* Objective *
Transcribe the data from the line with "Give bounding boxes" up to and including the line with "- hint-new-task[interactable]: C", exactly as they appear.

* Task data *
┄┄┄┄┄┄

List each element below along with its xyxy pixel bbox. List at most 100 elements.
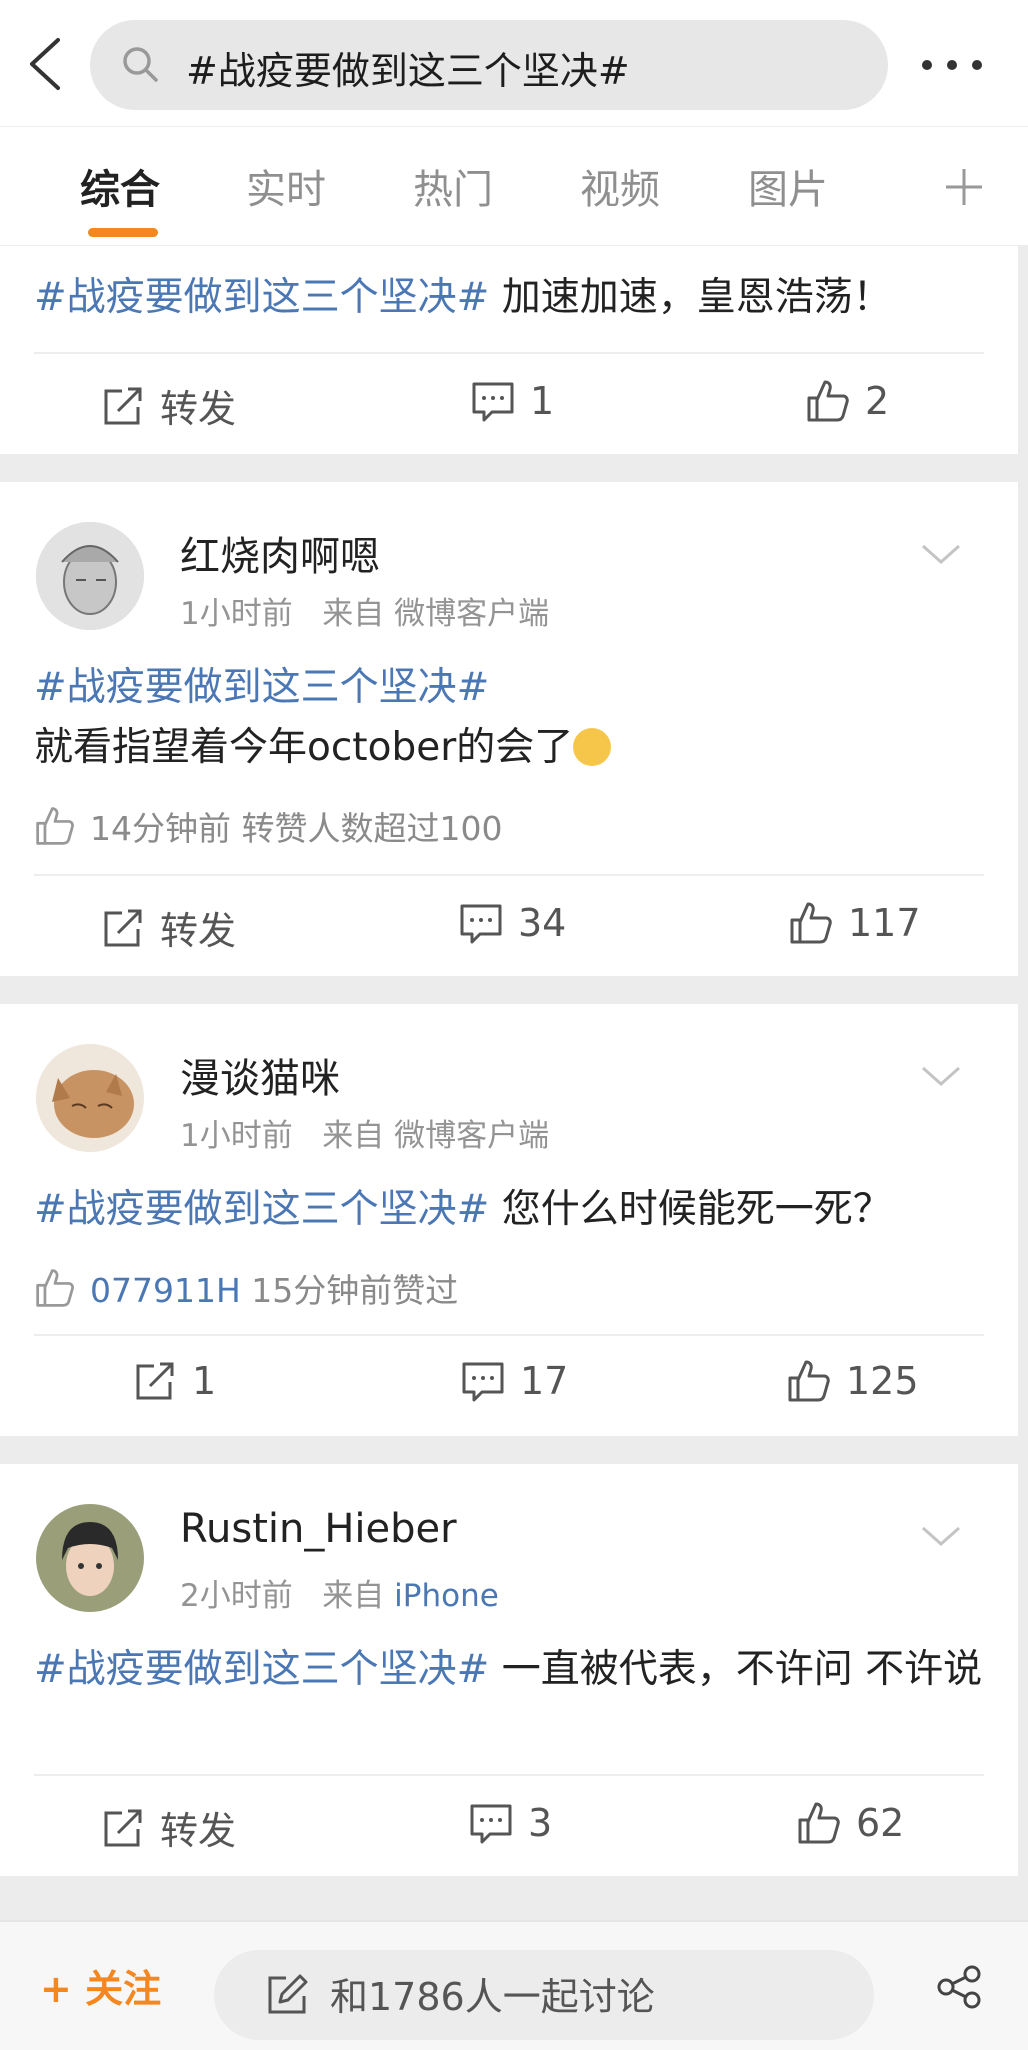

┄┄┄┄┄┄

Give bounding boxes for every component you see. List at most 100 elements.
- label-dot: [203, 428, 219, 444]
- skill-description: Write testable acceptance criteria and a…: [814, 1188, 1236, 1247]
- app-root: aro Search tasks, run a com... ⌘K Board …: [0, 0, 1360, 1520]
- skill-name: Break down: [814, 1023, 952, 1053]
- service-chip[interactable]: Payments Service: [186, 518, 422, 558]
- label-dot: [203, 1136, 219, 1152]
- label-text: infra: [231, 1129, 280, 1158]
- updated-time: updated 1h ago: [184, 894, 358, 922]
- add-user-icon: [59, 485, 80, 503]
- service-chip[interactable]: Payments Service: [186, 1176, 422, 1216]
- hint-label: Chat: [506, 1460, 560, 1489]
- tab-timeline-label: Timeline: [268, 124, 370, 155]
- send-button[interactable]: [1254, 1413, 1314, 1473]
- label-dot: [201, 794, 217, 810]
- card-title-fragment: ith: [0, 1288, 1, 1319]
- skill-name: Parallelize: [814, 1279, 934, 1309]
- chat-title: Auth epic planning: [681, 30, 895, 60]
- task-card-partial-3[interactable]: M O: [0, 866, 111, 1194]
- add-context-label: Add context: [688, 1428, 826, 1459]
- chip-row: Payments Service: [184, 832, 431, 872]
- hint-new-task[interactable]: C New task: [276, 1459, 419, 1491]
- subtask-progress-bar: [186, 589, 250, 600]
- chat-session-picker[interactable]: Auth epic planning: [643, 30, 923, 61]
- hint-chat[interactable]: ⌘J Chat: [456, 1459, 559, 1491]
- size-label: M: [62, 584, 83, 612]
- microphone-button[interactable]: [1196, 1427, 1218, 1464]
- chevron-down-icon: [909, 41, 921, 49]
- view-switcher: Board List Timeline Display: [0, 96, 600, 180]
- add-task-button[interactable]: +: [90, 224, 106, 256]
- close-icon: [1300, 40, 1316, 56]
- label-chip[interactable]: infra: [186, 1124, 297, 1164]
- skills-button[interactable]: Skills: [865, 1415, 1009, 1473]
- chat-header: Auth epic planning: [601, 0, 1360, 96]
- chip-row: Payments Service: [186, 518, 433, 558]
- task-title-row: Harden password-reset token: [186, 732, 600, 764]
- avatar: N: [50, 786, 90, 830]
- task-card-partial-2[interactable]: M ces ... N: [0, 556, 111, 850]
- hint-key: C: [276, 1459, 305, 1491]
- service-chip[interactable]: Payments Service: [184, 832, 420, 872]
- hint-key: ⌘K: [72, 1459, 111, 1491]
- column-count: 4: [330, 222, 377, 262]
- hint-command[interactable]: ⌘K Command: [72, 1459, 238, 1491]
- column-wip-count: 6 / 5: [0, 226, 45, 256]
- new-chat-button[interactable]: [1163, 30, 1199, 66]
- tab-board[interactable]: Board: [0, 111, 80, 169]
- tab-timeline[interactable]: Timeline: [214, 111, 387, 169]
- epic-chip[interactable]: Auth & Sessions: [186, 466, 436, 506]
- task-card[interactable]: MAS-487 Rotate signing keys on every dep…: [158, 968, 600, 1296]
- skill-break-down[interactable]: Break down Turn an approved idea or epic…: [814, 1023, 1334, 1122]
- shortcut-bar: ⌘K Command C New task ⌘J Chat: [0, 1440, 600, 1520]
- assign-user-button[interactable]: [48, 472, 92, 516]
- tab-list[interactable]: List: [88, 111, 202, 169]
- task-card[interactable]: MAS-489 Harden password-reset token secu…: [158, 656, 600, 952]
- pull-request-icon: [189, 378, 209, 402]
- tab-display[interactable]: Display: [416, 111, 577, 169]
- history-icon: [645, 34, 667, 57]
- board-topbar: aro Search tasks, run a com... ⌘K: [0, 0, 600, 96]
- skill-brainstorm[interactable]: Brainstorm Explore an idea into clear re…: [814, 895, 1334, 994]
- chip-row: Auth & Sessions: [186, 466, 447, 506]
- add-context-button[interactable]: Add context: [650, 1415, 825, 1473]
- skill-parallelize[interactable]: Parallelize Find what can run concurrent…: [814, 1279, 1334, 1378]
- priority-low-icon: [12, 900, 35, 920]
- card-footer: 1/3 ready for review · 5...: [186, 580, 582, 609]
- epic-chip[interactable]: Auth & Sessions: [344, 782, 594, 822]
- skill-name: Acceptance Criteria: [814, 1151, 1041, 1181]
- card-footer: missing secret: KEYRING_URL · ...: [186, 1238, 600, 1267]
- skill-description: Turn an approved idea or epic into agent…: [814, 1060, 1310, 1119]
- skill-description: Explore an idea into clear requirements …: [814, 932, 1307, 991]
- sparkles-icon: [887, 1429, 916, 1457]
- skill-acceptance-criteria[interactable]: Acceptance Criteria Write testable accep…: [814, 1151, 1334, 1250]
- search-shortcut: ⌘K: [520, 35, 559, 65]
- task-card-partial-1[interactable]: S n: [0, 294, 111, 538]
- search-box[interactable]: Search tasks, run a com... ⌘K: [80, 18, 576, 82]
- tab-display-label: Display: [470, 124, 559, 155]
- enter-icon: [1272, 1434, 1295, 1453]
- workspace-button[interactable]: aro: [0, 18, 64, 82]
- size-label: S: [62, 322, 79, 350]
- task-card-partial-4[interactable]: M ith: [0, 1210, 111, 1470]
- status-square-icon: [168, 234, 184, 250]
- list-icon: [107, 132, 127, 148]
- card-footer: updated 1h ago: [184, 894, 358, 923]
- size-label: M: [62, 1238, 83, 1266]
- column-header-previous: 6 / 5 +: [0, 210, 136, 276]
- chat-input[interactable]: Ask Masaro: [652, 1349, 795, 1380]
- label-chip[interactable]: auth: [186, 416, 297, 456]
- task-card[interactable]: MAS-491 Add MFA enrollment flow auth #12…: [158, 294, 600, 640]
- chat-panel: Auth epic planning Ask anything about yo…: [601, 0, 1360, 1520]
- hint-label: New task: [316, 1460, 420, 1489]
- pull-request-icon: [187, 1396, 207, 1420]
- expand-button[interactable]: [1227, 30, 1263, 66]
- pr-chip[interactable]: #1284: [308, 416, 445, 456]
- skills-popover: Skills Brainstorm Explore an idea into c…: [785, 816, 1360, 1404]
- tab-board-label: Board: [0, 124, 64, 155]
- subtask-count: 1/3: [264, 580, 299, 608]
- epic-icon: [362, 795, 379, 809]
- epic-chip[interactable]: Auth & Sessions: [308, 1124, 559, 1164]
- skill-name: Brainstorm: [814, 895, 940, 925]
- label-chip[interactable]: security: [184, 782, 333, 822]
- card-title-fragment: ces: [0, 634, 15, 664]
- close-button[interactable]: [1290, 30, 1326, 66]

┄┄┄┄┄┄

* Full answer *
Give bounding boxes for every component you see. List at most 100 elements.
- label-dot: [203, 428, 219, 444]
- skill-description: Write testable acceptance criteria and a…: [814, 1188, 1236, 1247]
- app-root: aro Search tasks, run a com... ⌘K Board …: [0, 0, 1360, 1520]
- skill-name: Break down: [814, 1023, 952, 1053]
- service-chip[interactable]: Payments Service: [186, 518, 422, 558]
- label-dot: [203, 1136, 219, 1152]
- label-text: infra: [231, 1129, 280, 1158]
- updated-time: updated 1h ago: [184, 894, 358, 922]
- add-user-icon: [59, 485, 80, 503]
- service-chip[interactable]: Payments Service: [186, 1176, 422, 1216]
- hint-label: Chat: [506, 1460, 560, 1489]
- tab-timeline-label: Timeline: [268, 124, 370, 155]
- send-button[interactable]: [1254, 1413, 1314, 1473]
- label-dot: [201, 794, 217, 810]
- card-title-fragment: ith: [0, 1288, 1, 1319]
- skill-name: Parallelize: [814, 1279, 934, 1309]
- chat-title: Auth epic planning: [681, 30, 895, 60]
- task-card-partial-3[interactable]: M O: [0, 866, 111, 1194]
- add-context-label: Add context: [688, 1428, 826, 1459]
- chip-row: Payments Service: [184, 832, 431, 872]
- hint-new-task[interactable]: C New task: [276, 1459, 419, 1491]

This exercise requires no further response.